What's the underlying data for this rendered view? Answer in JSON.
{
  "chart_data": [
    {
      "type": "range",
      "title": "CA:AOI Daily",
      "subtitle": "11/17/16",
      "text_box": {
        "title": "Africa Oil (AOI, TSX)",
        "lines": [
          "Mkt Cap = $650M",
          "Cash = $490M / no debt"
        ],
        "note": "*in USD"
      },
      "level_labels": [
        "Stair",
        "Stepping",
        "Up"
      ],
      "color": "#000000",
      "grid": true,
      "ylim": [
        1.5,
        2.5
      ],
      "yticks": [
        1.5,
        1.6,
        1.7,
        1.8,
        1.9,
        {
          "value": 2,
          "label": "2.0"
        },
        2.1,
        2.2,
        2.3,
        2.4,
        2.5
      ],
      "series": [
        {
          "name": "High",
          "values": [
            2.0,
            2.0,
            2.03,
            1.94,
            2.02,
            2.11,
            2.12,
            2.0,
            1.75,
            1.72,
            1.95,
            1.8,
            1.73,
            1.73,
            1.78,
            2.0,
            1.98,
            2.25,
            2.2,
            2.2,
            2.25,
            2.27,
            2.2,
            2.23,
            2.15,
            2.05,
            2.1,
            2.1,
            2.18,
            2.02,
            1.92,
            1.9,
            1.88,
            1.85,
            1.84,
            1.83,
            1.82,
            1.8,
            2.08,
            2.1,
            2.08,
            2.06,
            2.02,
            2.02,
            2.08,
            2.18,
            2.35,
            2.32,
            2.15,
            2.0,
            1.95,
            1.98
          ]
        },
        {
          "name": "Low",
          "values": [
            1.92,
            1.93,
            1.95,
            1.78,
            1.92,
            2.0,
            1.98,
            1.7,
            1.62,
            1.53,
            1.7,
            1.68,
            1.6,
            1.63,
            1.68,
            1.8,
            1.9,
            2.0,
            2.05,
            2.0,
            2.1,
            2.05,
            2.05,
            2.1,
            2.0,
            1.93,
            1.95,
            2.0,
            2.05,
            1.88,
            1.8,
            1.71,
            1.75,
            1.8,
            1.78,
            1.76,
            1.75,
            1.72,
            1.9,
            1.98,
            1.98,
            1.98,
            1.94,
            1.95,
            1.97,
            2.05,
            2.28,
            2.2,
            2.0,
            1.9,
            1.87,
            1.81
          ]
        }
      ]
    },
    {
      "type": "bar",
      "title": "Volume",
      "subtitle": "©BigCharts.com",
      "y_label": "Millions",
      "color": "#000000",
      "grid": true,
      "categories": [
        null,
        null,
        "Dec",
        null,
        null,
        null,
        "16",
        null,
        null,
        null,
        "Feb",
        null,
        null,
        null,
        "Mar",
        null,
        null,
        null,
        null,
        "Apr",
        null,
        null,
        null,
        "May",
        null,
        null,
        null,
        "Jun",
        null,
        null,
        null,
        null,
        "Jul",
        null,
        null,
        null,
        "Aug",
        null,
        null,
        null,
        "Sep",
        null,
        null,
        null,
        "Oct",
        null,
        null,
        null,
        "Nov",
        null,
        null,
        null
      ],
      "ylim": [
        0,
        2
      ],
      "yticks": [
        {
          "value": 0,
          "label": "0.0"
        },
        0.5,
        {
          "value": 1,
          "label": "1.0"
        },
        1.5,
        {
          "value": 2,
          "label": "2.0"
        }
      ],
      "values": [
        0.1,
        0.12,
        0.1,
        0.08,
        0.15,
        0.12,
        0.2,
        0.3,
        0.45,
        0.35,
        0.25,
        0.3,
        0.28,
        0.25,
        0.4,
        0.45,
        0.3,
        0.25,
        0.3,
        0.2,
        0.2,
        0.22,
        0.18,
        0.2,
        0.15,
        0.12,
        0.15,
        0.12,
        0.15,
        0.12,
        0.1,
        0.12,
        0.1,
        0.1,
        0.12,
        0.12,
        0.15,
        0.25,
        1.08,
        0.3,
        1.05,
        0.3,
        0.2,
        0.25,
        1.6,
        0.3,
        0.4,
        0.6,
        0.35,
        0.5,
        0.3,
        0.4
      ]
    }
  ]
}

**What you should do:** Write out all the records above again, exactly as they stand.

**Worked solution:**
What's the underlying data for this rendered view? Answer in JSON.
{
  "chart_data": [
    {
      "type": "range",
      "title": "CA:AOI Daily",
      "subtitle": "11/17/16",
      "text_box": {
        "title": "Africa Oil (AOI, TSX)",
        "lines": [
          "Mkt Cap = $650M",
          "Cash = $490M / no debt"
        ],
        "note": "*in USD"
      },
      "level_labels": [
        "Stair",
        "Stepping",
        "Up"
      ],
      "color": "#000000",
      "grid": true,
      "ylim": [
        1.5,
        2.5
      ],
      "yticks": [
        1.5,
        1.6,
        1.7,
        1.8,
        1.9,
        {
          "value": 2,
          "label": "2.0"
        },
        2.1,
        2.2,
        2.3,
        2.4,
        2.5
      ],
      "series": [
        {
          "name": "High",
          "values": [
            2.0,
            2.0,
            2.03,
            1.94,
            2.02,
            2.11,
            2.12,
            2.0,
            1.75,
            1.72,
            1.95,
            1.8,
            1.73,
            1.73,
            1.78,
            2.0,
            1.98,
            2.25,
            2.2,
            2.2,
            2.25,
            2.27,
            2.2,
            2.23,
            2.15,
            2.05,
            2.1,
            2.1,
            2.18,
            2.02,
            1.92,
            1.9,
            1.88,
            1.85,
            1.84,
            1.83,
            1.82,
            1.8,
            2.08,
            2.1,
            2.08,
            2.06,
            2.02,
            2.02,
            2.08,
            2.18,
            2.35,
            2.32,
            2.15,
            2.0,
            1.95,
            1.98
          ]
        },
        {
          "name": "Low",
          "values": [
            1.92,
            1.93,
            1.95,
            1.78,
            1.92,
            2.0,
            1.98,
            1.7,
            1.62,
            1.53,
            1.7,
            1.68,
            1.6,
            1.63,
            1.68,
            1.8,
            1.9,
            2.0,
            2.05,
            2.0,
            2.1,
            2.05,
            2.05,
            2.1,
            2.0,
            1.93,
            1.95,
            2.0,
            2.05,
            1.88,
            1.8,
            1.71,
            1.75,
            1.8,
            1.78,
            1.76,
            1.75,
            1.72,
            1.9,
            1.98,
            1.98,
            1.98,
            1.94,
            1.95,
            1.97,
            2.05,
            2.28,
            2.2,
            2.0,
            1.9,
            1.87,
            1.81
          ]
        }
      ]
    },
    {
      "type": "bar",
      "title": "Volume",
      "subtitle": "©BigCharts.com",
      "y_label": "Millions",
      "color": "#000000",
      "grid": true,
      "categories": [
        null,
        null,
        "Dec",
        null,
        null,
        null,
        "16",
        null,
        null,
        null,
        "Feb",
        null,
        null,
        null,
        "Mar",
        null,
        null,
        null,
        null,
        "Apr",
        null,
        null,
        null,
        "May",
        null,
        null,
        null,
        "Jun",
        null,
        null,
        null,
        null,
        "Jul",
        null,
        null,
        null,
        "Aug",
        null,
        null,
        null,
        "Sep",
        null,
        null,
        null,
        "Oct",
        null,
        null,
        null,
        "Nov",
        null,
        null,
        null
      ],
      "ylim": [
        0,
        2
      ],
      "yticks": [
        {
          "value": 0,
          "label": "0.0"
        },
        0.5,
        {
          "value": 1,
          "label": "1.0"
        },
        1.5,
        {
          "value": 2,
          "label": "2.0"
        }
      ],
      "values": [
        0.1,
        0.12,
        0.1,
        0.08,
        0.15,
        0.12,
        0.2,
        0.3,
        0.45,
        0.35,
        0.25,
        0.3,
        0.28,
        0.25,
        0.4,
        0.45,
        0.3,
        0.25,
        0.3,
        0.2,
        0.2,
        0.22,
        0.18,
        0.2,
        0.15,
        0.12,
        0.15,
        0.12,
        0.15,
        0.12,
        0.1,
        0.12,
        0.1,
        0.1,
        0.12,
        0.12,
        0.15,
        0.25,
        1.08,
        0.3,
        1.05,
        0.3,
        0.2,
        0.25,
        1.6,
        0.3,
        0.4,
        0.6,
        0.35,
        0.5,
        0.3,
        0.4
      ]
    }
  ]
}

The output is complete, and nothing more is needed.